**EXERCISE PROMPT:**
Look through the listing for the word "categories". Copy each line that has it.

**DATA IN THIS EXERCISE:**
** begin **

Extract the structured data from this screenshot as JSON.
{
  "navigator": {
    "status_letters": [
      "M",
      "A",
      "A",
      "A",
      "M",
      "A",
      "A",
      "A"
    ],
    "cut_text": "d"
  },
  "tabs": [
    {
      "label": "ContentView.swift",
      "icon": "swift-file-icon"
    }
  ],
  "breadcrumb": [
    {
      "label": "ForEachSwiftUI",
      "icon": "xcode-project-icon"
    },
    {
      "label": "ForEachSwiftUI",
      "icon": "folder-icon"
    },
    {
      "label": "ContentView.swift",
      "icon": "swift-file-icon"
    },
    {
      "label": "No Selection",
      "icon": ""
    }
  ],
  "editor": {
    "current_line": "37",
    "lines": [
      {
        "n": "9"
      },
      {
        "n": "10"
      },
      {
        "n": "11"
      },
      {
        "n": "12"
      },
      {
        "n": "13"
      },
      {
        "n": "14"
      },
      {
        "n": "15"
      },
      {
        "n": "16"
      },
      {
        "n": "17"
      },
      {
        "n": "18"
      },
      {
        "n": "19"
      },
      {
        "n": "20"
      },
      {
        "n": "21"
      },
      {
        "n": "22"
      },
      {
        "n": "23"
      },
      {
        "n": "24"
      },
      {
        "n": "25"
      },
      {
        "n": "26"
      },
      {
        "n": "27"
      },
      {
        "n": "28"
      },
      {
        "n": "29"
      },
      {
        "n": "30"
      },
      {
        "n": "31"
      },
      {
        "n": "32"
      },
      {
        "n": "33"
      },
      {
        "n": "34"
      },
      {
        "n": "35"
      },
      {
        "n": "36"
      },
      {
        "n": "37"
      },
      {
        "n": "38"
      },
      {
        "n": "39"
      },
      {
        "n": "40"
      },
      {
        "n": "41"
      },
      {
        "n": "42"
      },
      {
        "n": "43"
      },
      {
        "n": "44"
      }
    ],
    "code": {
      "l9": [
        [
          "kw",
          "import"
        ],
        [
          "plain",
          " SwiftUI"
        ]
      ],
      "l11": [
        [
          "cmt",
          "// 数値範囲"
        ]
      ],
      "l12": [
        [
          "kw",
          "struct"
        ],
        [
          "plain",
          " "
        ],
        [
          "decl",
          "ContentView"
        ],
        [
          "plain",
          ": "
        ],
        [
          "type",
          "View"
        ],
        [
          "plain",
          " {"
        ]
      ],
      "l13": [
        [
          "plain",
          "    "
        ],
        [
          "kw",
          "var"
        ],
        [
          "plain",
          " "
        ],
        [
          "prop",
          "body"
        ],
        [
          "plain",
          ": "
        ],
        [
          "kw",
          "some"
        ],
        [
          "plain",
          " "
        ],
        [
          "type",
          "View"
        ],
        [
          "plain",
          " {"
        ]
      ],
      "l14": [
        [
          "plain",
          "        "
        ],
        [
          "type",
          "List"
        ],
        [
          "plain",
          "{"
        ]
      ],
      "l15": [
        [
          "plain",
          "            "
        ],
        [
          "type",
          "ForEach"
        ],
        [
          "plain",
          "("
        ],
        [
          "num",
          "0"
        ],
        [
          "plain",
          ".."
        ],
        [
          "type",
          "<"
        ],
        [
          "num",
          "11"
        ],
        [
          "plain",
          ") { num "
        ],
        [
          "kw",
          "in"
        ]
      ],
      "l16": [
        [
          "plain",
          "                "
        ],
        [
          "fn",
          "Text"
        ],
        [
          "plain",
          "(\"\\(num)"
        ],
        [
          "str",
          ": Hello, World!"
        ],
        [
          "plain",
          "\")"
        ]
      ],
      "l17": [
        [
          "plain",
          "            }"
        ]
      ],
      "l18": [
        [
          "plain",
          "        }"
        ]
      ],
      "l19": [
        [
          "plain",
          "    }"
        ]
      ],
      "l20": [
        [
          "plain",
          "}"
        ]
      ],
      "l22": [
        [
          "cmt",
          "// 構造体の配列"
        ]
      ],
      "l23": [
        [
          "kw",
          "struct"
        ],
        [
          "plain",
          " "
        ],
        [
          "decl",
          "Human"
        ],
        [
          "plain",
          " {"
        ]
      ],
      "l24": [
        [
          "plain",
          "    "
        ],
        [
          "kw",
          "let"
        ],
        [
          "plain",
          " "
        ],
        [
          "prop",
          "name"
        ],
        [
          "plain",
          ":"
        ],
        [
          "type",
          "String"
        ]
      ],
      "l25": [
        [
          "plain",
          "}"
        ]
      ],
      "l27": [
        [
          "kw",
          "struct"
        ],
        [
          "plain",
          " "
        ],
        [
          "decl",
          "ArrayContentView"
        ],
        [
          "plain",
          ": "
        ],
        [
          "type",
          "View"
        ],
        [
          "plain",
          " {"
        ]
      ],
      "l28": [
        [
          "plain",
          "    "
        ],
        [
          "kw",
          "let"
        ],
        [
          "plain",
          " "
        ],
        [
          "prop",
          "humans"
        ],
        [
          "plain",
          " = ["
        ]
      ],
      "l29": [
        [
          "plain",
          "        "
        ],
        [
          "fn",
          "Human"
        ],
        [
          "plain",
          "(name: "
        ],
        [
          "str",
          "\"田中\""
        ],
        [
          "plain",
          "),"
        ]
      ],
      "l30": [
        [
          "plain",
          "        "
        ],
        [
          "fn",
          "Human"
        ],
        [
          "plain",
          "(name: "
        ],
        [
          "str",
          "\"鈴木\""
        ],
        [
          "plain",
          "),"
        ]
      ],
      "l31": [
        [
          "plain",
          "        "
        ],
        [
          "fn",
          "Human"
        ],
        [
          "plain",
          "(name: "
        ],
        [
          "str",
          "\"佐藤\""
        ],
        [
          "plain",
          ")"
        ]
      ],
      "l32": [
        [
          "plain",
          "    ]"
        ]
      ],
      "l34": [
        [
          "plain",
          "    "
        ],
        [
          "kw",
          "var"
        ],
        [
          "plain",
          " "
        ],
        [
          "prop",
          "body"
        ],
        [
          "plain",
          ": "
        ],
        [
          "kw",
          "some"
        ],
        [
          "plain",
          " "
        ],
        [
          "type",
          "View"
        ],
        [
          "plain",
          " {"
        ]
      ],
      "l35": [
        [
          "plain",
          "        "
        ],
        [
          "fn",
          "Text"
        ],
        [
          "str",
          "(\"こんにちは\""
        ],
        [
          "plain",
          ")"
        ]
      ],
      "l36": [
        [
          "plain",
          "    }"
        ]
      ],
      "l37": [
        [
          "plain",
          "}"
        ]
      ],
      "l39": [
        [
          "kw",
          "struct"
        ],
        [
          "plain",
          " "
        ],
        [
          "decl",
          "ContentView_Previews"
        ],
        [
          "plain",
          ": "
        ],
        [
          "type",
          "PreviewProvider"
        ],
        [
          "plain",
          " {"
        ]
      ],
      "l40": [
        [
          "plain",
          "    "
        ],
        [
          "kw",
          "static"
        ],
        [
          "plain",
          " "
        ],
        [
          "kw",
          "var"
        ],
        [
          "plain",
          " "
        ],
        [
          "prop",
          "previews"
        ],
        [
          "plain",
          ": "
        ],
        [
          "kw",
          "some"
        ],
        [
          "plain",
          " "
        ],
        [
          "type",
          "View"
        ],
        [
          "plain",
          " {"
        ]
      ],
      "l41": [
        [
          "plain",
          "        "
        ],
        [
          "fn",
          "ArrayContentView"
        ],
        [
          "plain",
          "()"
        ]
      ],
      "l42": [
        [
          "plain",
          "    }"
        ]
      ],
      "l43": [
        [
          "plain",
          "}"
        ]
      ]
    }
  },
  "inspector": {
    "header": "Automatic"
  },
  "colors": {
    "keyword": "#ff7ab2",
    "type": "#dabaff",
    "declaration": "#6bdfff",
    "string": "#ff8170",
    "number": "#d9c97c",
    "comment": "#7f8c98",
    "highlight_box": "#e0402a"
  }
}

** end **
** begin **

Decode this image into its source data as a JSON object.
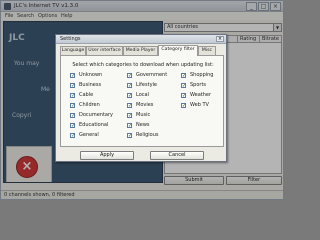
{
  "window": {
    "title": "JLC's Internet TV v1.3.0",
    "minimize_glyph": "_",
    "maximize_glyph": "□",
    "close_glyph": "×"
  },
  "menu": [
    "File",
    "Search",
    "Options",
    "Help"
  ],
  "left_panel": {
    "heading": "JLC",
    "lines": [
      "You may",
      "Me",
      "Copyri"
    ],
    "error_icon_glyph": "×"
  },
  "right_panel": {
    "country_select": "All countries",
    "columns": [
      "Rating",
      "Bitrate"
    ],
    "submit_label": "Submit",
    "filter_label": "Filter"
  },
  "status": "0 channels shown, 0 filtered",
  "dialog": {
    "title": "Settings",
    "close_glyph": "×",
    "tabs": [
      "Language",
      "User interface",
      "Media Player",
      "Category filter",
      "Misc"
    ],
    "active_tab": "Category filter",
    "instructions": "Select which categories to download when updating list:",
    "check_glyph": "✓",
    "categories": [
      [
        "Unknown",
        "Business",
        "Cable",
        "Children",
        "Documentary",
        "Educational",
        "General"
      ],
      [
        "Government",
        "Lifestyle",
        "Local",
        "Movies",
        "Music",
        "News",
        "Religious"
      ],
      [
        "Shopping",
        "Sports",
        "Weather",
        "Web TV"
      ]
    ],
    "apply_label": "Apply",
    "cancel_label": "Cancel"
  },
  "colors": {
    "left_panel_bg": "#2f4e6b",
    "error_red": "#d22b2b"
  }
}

** end **

**OUTPUT:**
    "instructions": "Select which categories to download when updating list:",
    "categories": [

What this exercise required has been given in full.